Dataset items
[START]

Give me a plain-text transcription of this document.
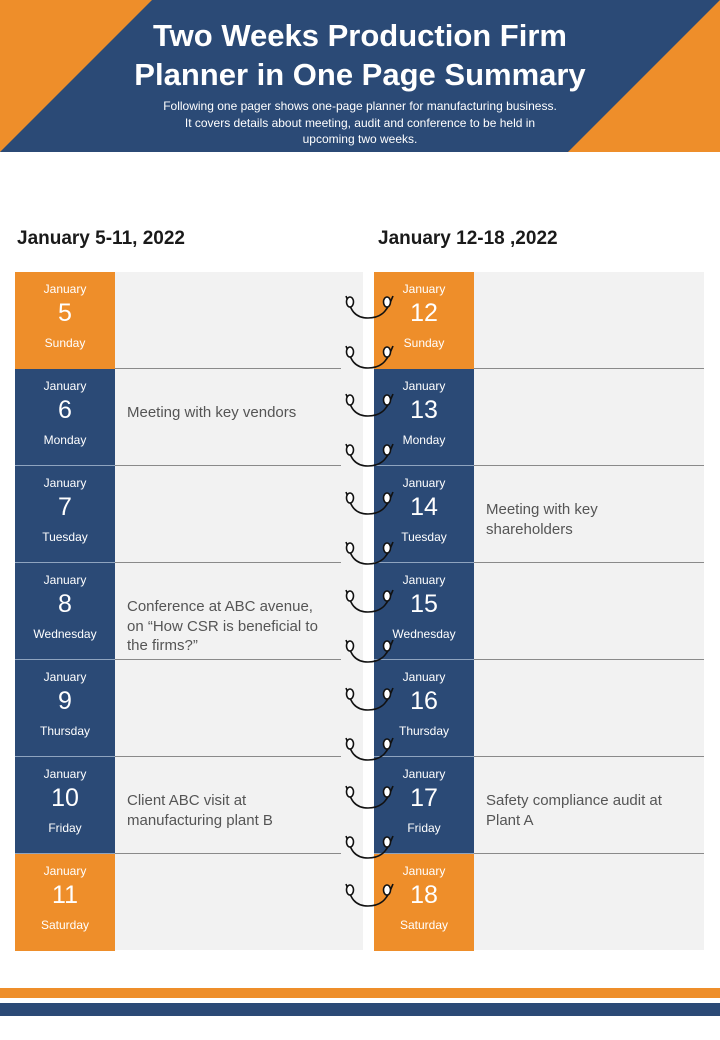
Two Weeks Production Firm
Planner in One Page Summary

Following one pager shows one-page planner for manufacturing business.
It covers details about meeting, audit and conference to be held in
upcoming two weeks.

January 5-11, 2022	January 12-18 ,2022
January
5
Sunday
January
6
Monday
Meeting with key vendors
January
7
Tuesday
January
8
Wednesday
Conference at ABC avenue, on “How CSR is beneficial to the firms?”
January
9
Thursday
January
10
Friday
Client ABC visit at manufacturing plant B
January
11
Saturday
January
12
Sunday
January
13
Monday
January
14
Tuesday
Meeting with key shareholders
January
15
Wednesday
January
16
Thursday
January
17
Friday
Safety compliance audit at Plant A
January
18
Saturday
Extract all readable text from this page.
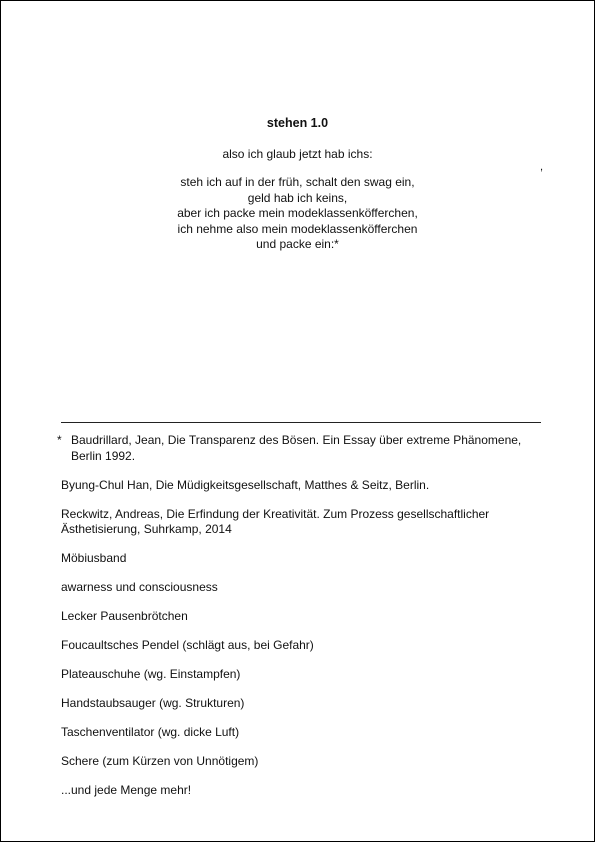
stehen 1.0
also ich glaub jetzt hab ichs:
steh ich auf in der früh, schalt den swag ein,
geld hab ich keins,
aber ich packe mein modeklassenköfferchen,
ich nehme also mein modeklassenköfferchen
und packe ein:*
,
* Baudrillard, Jean, Die Transparenz des Bösen. Ein Essay über extreme Phänomene, Berlin 1992.
Byung-Chul Han, Die Müdigkeitsgesellschaft, Matthes & Seitz, Berlin.
Reckwitz, Andreas, Die Erfindung der Kreativität. Zum Prozess gesellschaftlicher Ästhetisierung, Suhrkamp, 2014
Möbiusband
awarness und consciousness
Lecker Pausenbrötchen
Foucaultsches Pendel (schlägt aus, bei Gefahr)
Plateauschuhe (wg. Einstampfen)
Handstaubsauger (wg. Strukturen)
Taschenventilator (wg. dicke Luft)
Schere (zum Kürzen von Unnötigem)
...und jede Menge mehr!
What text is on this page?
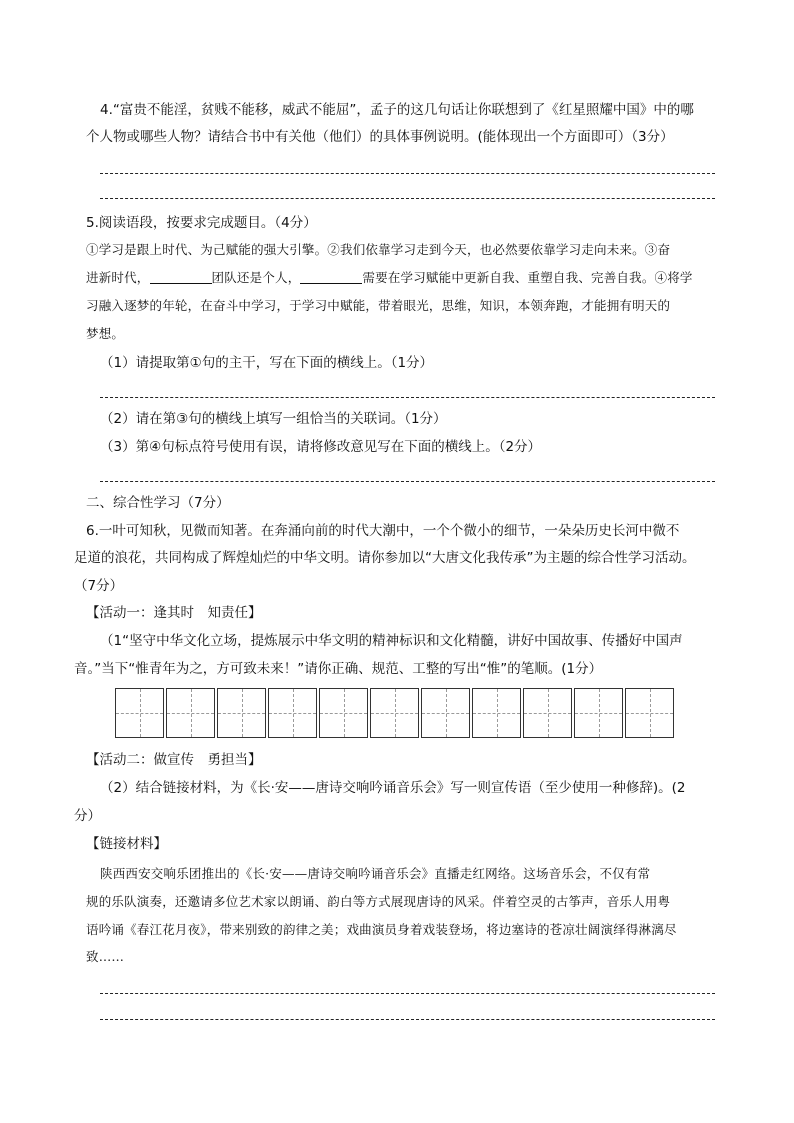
4.“富贵不能淫，贫贱不能移，威武不能屈”，孟子的这几句话让你联想到了《红星照耀中国》中的哪
个人物或哪些人物？请结合书中有关他（他们）的具体事例说明。(能体现出一个方面即可）（3分）
5.阅读语段，按要求完成题目。（4分）
①学习是跟上时代、为己赋能的强大引擎。②我们依靠学习走到今天，也必然要依靠学习走向未来。③奋
进新时代，	团队还是个人，	需要在学习赋能中更新自我、重塑自我、完善自我。④将学
习融入逐梦的年轮，在奋斗中学习，于学习中赋能，带着眼光，思维，知识，本领奔跑，才能拥有明天的
梦想。
（1）请提取第①句的主干，写在下面的横线上。（1分）
（2）请在第③句的横线上填写一组恰当的关联词。（1分）
（3）第④句标点符号使用有误，请将修改意见写在下面的横线上。（2分）
二、综合性学习（7分）
6.一叶可知秋，见微而知著。在奔涌向前的时代大潮中，一个个微小的细节，一朵朵历史长河中微不
足道的浪花，共同构成了辉煌灿烂的中华文明。请你参加以“大唐文化我传承”为主题的综合性学习活动。
（7分）
【活动一：逢其时　知责任】
（1“坚守中华文化立场，提炼展示中华文明的精神标识和文化精髓，讲好中国故事、传播好中国声
音。”当下“惟青年为之，方可致未来！”请你正确、规范、工整的写出“惟”的笔顺。(1分）
【活动二：做宣传　勇担当】
（2）结合链接材料，为《长·安——唐诗交响吟诵音乐会》写一则宣传语（至少使用一种修辞)。(2
分）
【链接材料】
陕西西安交响乐团推出的《长·安——唐诗交响吟诵音乐会》直播走红网络。这场音乐会，不仅有常
规的乐队演奏，还邀请多位艺术家以朗诵、韵白等方式展现唐诗的风采。伴着空灵的古筝声，音乐人用粤
语吟诵《春江花月夜》，带来别致的韵律之美；戏曲演员身着戏装登场，将边塞诗的苍凉壮阔演绎得淋漓尽
致……
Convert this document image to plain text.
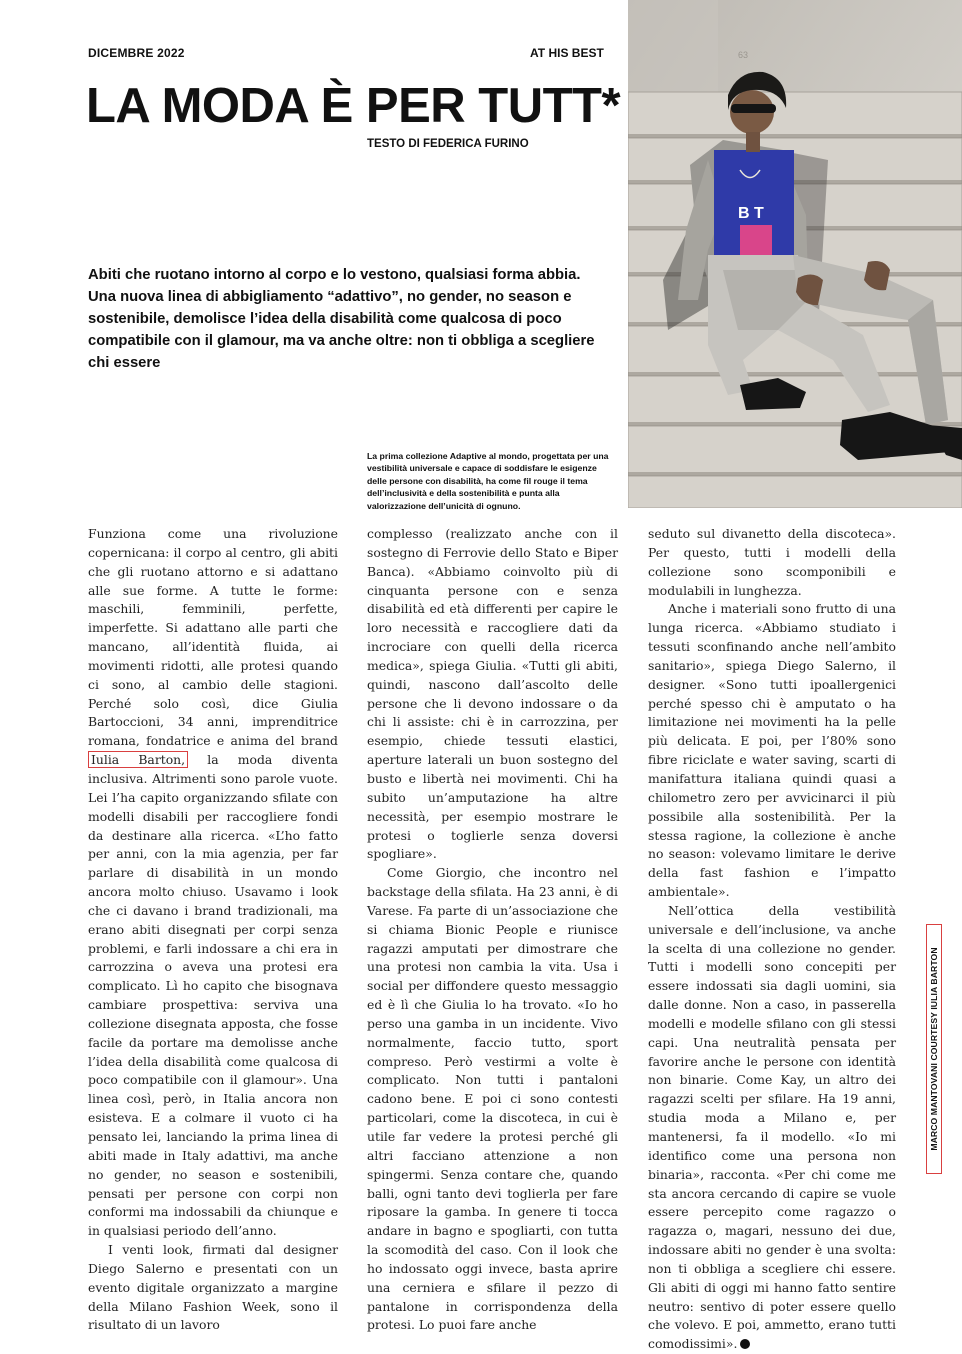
DICEMBRE 2022	AT HIS BEST
LA MODA È PER TUTT*
TESTO DI FEDERICA FURINO
63
B T
Abiti che ruotano intorno al corpo e lo vestono, qualsiasi forma abbia. Una nuova linea di abbigliamento “adattivo”, no gender, no season e sostenibile, demolisce l’idea della disabilità come qualcosa di poco compatibile con il glamour, ma va anche oltre: non ti obbliga a scegliere chi essere
La prima collezione Adaptive al mondo, progettata per una vestibilità universale e capace di soddisfare le esigenze delle persone con disabilità, ha come fil rouge il tema dell’inclusività e della sostenibilità e punta alla valorizzazione dell’unicità di ognuno.

Funziona come una rivoluzione copernicana: il corpo al centro, gli abiti che gli ruotano attorno e si adattano alle sue forme. A tutte le forme: maschili, femminili, perfette, imperfette. Si adattano alle parti che mancano, all’identità fluida, ai movimenti ridotti, alle protesi quando ci sono, al cambio delle stagioni. Perché solo così, dice Giulia Bartoccioni, 34 anni, imprenditrice romana, fondatrice e anima del brand Iulia Barton, la moda diventa inclusiva. Altrimenti sono parole vuote. Lei l’ha capito organizzando sfilate con modelli disabili per raccogliere fondi da destinare alla ricerca. «L’ho fatto per anni, con la mia agenzia, per far parlare di disabilità in un mondo ancora molto chiuso. Usavamo i look che ci davano i brand tradizionali, ma erano abiti disegnati per corpi senza problemi, e farli indossare a chi era in carrozzina o aveva una protesi era complicato. Lì ho capito che bisognava cambiare prospettiva: serviva una collezione disegnata apposta, che fosse facile da portare ma demolisse anche l’idea della disabilità come qualcosa di poco compatibile con il glamour». Una linea così, però, in Italia ancora non esisteva. E a colmare il vuoto ci ha pensato lei, lanciando la prima linea di abiti made in Italy adattivi, ma anche no gender, no season e sostenibili, pensati per persone con corpi non conformi ma indossabili da chiunque e in qualsiasi periodo dell’anno.

I venti look, firmati dal designer Diego Salerno e presentati con un evento digitale organizzato a margine della Milano Fashion Week, sono il risultato di un lavoro

complesso (realizzato anche con il sostegno di Ferrovie dello Stato e Biper Banca). «Abbiamo coinvolto più di cinquanta persone con e senza disabilità ed età differenti per capire le loro necessità e raccogliere dati da incrociare con quelli della ricerca medica», spiega Giulia. «Tutti gli abiti, quindi, nascono dall’ascolto delle persone che li devono indossare o da chi li assiste: chi è in carrozzina, per esempio, chiede tessuti elastici, aperture laterali un buon sostegno del busto e libertà nei movimenti. Chi ha subito un’amputazione ha altre necessità, per esempio mostrare le protesi o toglierle senza doversi spogliare».

Come Giorgio, che incontro nel backstage della sfilata. Ha 23 anni, è di Varese. Fa parte di un’associazione che si chiama Bionic People e riunisce ragazzi amputati per dimostrare che una protesi non cambia la vita. Usa i social per diffondere questo messaggio ed è lì che Giulia lo ha trovato. «Io ho perso una gamba in un incidente. Vivo normalmente, faccio tutto, sport compreso. Però vestirmi a volte è complicato. Non tutti i pantaloni cadono bene. E poi ci sono contesti particolari, come la discoteca, in cui è utile far vedere la protesi perché gli altri facciano attenzione a non spingermi. Senza contare che, quando balli, ogni tanto devi toglierla per fare riposare la gamba. In genere ti tocca andare in bagno e spogliarti, con tutta la scomodità del caso. Con il look che ho indossato oggi invece, basta aprire una cerniera e sfilare il pezzo di pantalone in corrispondenza della protesi. Lo puoi fare anche

seduto sul divanetto della discoteca». Per questo, tutti i modelli della collezione sono scomponibili e modulabili in lunghezza.

Anche i materiali sono frutto di una lunga ricerca. «Abbiamo studiato i tessuti sconfinando anche nell’ambito sanitario», spiega Diego Salerno, il designer. «Sono tutti ipoallergenici perché spesso chi è amputato o ha limitazione nei movimenti ha la pelle più delicata. E poi, per l’80% sono fibre riciclate e water saving, scarti di manifattura italiana quindi quasi a chilometro zero per avvicinarci il più possibile alla sostenibilità. Per la stessa ragione, la collezione è anche no season: volevamo limitare le derive della fast fashion e l’impatto ambientale».

Nell’ottica della vestibilità universale e dell’inclusione, va anche la scelta di una collezione no gender. Tutti i modelli sono concepiti per essere indossati sia dagli uomini, sia dalle donne. Non a caso, in passerella modelli e modelle sfilano con gli stessi capi. Una neutralità pensata per favorire anche le persone con identità non binarie. Come Kay, un altro dei ragazzi scelti per sfilare. Ha 19 anni, studia moda a Milano e, per mantenersi, fa il modello. «Io mi identifico come una persona non binaria», racconta. «Per chi come me sta ancora cercando di capire se vuole essere percepito come ragazzo o ragazza o, magari, nessuno dei due, indossare abiti no gender è una svolta: non ti obbliga a scegliere chi essere. Gli abiti di oggi mi hanno fatto sentire neutro: sentivo di poter essere quello che volevo. E poi, ammetto, erano tutti comodissimi».

MARCO MANTOVANI COURTESY IULIA BARTON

[END]

_Written exercise_. Where a line in the entries holds "this", copy that line.

_Correct response_.
Give me a plain-text transcription of this document.
Extract all readable text from this page.
What text is on this page?
Convert this document image to plain text.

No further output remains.